**Data shown**
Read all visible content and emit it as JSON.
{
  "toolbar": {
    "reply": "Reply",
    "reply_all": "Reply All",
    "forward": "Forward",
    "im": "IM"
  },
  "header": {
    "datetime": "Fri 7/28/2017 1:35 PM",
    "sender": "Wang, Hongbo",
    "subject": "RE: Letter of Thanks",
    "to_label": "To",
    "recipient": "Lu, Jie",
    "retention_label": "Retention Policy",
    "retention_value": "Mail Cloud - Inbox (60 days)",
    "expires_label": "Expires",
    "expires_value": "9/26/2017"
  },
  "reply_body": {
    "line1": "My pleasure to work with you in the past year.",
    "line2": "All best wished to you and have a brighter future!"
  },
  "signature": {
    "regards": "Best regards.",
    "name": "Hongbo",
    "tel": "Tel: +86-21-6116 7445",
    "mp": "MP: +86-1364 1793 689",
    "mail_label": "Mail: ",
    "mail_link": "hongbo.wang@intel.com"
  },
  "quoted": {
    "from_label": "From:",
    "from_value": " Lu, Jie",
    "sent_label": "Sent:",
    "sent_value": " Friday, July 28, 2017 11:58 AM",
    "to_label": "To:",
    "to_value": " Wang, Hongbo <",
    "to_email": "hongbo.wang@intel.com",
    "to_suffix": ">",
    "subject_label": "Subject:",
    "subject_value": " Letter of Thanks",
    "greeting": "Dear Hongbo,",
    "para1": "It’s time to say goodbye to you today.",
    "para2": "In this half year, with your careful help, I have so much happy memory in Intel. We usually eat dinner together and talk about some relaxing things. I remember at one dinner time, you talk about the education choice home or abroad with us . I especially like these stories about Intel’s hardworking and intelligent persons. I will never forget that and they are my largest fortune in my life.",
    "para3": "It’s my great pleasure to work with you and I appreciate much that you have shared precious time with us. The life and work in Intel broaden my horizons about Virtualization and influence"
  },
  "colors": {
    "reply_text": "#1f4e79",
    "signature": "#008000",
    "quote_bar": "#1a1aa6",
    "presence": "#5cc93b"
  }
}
--
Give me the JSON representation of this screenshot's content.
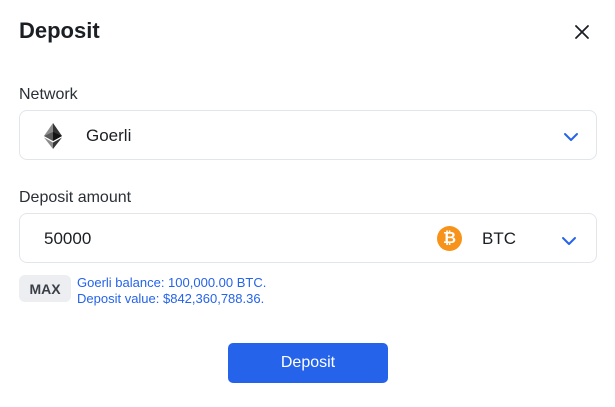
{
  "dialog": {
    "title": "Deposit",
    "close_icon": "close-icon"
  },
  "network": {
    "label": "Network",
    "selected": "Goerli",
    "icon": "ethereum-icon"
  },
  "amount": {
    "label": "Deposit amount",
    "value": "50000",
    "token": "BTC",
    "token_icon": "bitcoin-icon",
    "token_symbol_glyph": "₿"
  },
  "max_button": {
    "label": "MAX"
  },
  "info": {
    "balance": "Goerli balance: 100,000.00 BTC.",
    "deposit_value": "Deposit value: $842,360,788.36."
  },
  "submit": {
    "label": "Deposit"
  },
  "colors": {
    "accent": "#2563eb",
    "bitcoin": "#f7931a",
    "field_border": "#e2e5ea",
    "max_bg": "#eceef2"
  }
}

**Written exercise**
Copy each line of the listing that holds the word "JSON".

**Result of the exercise**
Read all visible content and emit it as JSON.
Give me the JSON representation of this screenshot's content.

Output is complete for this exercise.